### Your task
From the entries below, list each line with "name".

### Supplied material

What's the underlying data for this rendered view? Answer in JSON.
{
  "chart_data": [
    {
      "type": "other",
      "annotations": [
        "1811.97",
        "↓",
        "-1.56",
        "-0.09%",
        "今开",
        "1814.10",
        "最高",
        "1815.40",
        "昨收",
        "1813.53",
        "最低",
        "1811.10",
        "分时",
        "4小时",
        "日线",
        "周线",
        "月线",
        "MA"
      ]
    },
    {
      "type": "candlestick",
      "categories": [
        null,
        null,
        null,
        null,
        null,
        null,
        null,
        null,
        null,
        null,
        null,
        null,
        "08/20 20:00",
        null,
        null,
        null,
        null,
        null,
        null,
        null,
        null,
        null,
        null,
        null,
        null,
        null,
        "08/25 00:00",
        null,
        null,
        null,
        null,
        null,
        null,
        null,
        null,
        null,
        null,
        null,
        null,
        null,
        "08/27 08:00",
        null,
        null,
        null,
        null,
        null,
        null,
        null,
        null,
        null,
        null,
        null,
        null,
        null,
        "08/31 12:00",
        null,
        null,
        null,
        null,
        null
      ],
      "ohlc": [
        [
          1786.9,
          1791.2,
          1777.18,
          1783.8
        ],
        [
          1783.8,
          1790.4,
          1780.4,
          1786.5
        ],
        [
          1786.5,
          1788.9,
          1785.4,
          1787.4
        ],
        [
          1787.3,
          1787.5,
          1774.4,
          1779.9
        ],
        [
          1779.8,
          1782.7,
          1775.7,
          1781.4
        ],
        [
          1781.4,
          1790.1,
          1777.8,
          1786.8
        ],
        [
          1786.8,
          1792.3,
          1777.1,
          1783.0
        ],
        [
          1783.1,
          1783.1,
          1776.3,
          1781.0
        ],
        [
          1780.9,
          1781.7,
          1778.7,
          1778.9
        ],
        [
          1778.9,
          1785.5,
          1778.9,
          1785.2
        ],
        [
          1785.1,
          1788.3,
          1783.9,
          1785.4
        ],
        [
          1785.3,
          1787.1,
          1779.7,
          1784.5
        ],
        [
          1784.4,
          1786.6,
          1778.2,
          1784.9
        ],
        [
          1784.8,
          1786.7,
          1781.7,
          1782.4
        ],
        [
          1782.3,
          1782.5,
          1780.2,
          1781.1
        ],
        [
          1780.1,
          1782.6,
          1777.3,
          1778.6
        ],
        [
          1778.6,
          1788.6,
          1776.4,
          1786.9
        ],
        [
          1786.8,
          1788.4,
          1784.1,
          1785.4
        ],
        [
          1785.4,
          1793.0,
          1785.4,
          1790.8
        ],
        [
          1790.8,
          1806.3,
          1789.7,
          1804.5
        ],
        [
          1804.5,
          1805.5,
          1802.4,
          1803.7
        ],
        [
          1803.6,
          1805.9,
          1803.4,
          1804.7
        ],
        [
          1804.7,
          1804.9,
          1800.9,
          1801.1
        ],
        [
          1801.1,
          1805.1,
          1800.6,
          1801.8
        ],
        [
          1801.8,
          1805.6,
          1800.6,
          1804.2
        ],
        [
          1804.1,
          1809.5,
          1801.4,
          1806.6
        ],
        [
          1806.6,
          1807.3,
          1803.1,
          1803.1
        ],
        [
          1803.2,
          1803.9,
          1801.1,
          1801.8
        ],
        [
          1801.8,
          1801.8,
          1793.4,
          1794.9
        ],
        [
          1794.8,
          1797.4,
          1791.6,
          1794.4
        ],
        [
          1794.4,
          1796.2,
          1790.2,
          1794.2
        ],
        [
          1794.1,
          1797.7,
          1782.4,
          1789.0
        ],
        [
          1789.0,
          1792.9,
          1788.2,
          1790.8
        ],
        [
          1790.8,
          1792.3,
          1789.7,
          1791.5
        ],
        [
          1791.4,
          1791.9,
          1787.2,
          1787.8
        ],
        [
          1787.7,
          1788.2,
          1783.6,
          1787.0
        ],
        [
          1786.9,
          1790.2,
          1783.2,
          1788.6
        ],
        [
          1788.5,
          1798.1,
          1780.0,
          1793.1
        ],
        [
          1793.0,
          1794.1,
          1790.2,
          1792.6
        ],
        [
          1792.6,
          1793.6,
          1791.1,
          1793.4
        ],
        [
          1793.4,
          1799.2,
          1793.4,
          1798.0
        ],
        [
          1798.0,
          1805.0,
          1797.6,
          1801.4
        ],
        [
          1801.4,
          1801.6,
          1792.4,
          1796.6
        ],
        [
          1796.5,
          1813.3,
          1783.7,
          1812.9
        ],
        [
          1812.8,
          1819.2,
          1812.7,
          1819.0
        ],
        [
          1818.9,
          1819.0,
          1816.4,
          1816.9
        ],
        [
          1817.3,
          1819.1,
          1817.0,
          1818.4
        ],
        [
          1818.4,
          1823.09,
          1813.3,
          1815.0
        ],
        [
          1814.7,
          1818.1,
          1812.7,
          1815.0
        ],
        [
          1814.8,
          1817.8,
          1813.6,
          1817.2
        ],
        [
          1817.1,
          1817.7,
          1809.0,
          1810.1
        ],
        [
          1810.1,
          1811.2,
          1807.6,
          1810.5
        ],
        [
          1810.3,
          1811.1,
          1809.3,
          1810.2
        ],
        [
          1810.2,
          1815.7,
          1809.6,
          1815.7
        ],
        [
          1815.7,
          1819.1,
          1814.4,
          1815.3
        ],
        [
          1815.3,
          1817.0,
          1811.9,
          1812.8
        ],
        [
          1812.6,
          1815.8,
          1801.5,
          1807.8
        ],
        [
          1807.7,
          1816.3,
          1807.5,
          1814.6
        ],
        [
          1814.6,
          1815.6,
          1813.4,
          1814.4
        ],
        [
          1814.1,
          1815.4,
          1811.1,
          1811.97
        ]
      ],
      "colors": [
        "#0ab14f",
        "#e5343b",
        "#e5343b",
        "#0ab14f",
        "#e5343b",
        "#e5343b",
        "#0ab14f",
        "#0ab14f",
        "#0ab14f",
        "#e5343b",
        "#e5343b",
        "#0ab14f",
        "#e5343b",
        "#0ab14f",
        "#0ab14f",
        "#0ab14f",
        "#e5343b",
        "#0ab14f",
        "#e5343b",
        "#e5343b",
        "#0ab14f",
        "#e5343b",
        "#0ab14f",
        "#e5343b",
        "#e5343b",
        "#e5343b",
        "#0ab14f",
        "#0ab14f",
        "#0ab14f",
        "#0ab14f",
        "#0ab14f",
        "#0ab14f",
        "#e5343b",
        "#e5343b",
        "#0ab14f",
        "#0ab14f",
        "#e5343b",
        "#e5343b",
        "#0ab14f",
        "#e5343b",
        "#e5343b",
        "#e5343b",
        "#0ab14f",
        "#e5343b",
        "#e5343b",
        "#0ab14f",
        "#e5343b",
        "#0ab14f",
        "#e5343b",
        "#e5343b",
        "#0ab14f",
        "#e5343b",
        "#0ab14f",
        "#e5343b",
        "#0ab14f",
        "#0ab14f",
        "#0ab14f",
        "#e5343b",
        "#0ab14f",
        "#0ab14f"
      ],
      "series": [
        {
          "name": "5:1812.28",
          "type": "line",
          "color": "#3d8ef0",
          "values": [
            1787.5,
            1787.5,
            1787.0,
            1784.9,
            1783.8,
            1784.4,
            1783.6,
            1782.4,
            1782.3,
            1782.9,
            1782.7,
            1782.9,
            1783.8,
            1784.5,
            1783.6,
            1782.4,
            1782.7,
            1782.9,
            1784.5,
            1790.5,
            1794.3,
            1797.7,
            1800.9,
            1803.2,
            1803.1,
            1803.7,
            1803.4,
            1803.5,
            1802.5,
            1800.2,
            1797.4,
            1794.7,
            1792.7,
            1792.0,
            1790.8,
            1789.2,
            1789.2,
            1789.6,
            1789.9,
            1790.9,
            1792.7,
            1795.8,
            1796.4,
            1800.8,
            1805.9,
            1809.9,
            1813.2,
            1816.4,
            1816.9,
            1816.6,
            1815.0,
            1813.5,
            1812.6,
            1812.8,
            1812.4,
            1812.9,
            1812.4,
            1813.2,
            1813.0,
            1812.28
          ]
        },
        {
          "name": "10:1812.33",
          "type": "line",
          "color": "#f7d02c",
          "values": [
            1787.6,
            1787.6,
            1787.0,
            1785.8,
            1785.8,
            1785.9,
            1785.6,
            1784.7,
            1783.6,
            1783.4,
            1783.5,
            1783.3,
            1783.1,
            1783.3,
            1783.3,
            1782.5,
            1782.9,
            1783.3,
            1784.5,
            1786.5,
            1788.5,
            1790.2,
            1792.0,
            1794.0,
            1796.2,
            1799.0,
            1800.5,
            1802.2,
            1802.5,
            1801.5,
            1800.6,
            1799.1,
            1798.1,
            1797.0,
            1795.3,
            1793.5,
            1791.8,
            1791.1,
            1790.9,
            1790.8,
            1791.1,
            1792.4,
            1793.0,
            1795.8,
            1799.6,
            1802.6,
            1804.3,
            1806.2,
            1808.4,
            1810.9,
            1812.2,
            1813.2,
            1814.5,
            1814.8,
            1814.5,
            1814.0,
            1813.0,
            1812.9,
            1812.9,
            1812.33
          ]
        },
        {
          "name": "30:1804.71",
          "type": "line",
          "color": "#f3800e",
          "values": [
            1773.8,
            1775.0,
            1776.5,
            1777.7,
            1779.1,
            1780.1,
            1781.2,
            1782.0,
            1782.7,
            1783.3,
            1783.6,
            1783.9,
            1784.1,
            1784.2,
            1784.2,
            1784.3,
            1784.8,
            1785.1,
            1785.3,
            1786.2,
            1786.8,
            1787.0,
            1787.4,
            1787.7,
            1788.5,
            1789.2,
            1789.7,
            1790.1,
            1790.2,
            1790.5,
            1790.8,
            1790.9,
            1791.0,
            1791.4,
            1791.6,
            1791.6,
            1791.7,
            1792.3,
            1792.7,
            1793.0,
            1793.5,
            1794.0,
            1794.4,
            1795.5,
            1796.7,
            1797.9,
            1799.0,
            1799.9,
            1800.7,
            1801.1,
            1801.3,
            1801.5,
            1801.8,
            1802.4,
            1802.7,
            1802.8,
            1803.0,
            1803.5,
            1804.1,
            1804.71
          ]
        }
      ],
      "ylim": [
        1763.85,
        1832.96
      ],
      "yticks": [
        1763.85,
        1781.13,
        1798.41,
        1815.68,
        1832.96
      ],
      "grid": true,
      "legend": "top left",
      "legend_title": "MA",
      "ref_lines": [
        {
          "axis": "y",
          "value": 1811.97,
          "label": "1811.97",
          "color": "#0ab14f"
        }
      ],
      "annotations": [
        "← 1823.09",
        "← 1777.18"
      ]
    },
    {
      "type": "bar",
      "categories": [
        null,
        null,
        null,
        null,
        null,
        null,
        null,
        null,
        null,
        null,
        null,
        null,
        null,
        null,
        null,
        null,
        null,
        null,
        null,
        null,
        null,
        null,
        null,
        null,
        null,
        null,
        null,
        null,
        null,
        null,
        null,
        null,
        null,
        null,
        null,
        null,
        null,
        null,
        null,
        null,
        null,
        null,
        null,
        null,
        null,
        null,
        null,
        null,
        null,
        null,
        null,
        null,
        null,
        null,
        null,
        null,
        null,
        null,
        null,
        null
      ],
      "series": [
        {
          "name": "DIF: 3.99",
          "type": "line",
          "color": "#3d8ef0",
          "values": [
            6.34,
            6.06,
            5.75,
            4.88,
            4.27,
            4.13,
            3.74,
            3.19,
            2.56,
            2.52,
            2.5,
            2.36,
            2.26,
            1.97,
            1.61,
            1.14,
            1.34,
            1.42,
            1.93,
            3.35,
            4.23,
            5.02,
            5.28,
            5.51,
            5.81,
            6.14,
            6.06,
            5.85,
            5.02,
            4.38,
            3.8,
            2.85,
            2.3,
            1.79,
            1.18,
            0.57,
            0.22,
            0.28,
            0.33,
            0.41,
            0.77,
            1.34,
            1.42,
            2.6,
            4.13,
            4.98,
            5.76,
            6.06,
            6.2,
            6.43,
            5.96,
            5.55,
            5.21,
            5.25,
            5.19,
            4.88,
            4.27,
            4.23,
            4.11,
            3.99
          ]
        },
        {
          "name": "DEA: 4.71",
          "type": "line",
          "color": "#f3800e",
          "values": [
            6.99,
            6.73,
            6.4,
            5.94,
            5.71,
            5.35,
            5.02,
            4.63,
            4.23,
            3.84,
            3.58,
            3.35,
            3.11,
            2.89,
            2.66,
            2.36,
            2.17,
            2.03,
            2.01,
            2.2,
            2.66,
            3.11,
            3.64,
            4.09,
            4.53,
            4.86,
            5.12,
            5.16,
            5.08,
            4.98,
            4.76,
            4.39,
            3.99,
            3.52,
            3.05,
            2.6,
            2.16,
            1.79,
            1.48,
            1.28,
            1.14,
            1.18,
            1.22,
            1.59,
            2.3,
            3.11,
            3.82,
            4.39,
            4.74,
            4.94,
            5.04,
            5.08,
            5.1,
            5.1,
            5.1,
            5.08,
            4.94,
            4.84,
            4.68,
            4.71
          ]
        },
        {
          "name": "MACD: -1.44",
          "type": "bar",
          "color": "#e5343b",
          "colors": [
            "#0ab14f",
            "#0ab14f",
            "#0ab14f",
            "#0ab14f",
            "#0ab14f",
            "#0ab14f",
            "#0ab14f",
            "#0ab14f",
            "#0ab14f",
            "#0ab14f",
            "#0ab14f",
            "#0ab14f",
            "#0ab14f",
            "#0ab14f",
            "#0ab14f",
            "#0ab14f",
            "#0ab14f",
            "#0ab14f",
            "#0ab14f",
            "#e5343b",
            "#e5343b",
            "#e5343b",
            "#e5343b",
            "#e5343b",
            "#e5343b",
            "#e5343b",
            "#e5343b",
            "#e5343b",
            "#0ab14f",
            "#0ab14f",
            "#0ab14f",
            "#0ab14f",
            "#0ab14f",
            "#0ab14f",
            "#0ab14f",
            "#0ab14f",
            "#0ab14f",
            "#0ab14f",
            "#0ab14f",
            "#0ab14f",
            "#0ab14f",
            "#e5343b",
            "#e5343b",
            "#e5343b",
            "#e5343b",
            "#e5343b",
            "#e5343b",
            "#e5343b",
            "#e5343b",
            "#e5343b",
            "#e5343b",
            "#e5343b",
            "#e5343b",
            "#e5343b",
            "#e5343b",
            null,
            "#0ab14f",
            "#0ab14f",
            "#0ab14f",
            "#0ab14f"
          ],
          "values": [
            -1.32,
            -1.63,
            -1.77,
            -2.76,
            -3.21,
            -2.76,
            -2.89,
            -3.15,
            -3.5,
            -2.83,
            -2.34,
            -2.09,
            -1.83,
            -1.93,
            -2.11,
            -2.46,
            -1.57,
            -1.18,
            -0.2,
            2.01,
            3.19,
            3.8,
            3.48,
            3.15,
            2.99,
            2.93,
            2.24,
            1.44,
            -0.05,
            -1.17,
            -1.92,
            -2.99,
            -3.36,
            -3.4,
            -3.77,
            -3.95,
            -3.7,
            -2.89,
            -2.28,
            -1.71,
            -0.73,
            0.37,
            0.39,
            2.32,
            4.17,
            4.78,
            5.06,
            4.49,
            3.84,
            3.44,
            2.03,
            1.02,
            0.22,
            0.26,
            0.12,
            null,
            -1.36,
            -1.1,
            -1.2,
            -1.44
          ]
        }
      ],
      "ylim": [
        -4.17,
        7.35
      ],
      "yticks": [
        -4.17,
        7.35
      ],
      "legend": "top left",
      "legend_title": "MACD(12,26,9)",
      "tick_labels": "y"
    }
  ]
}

### Response
          "name": "5:1812.28",
          "name": "10:1812.33",
          "name": "30:1804.71",
          "name": "DIF: 3.99",
          "name": "DEA: 4.71",
          "name": "MACD: -1.44",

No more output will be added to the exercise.